* _WHAT IS BEING ASKED_: Leaving out every picture, quote the data below exactly as it appears.

+===+

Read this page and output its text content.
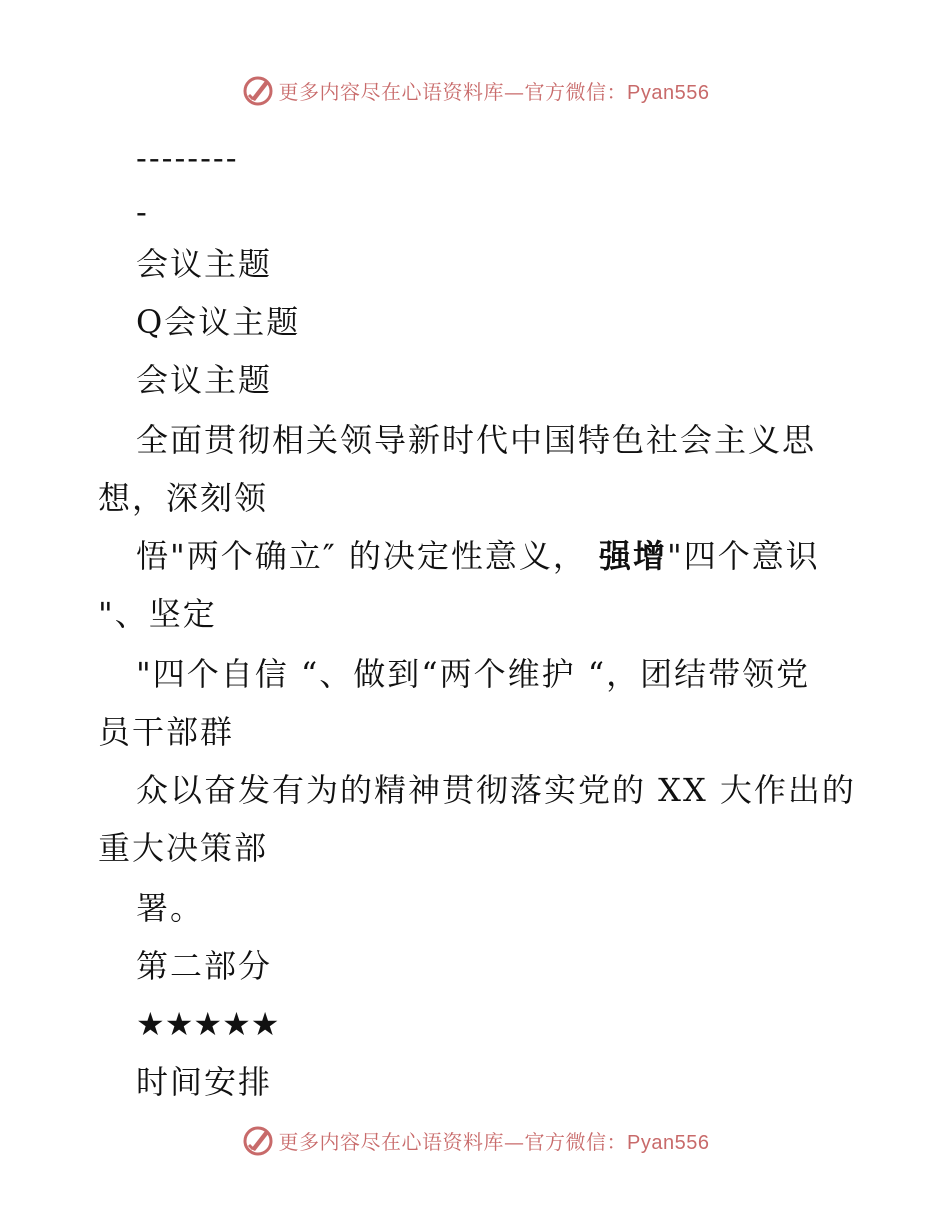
更多内容尽在心语资料库—官方微信：Pyan556
--------
-
会议主题
Q会议主题
会议主题
全面贯彻相关领导新时代中国特色社会主义思
想，深刻领
悟"两个确立″ 的决定性意义， 强增"四个意识
"、坚定
"四个自信 “、做到“两个维护 “，团结带领党
员干部群
众以奋发有为的精神贯彻落实党的 XX 大作出的
重大决策部
署。
第二部分
★★★★★
时间安排
更多内容尽在心语资料库—官方微信：Pyan556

+===+

* _SOLUTION TO THE EXERCISE_:
Read this page and output its text content.
更多内容尽在心语资料库—官方微信：Pyan556
--------
-
会议主题
Q会议主题
会议主题
全面贯彻相关领导新时代中国特色社会主义思
想，深刻领
悟"两个确立″ 的决定性意义， 强增"四个意识
"、坚定
"四个自信 “、做到“两个维护 “，团结带领党
员干部群
众以奋发有为的精神贯彻落实党的 XX 大作出的
重大决策部
署。
第二部分
★★★★★
时间安排
更多内容尽在心语资料库—官方微信：Pyan556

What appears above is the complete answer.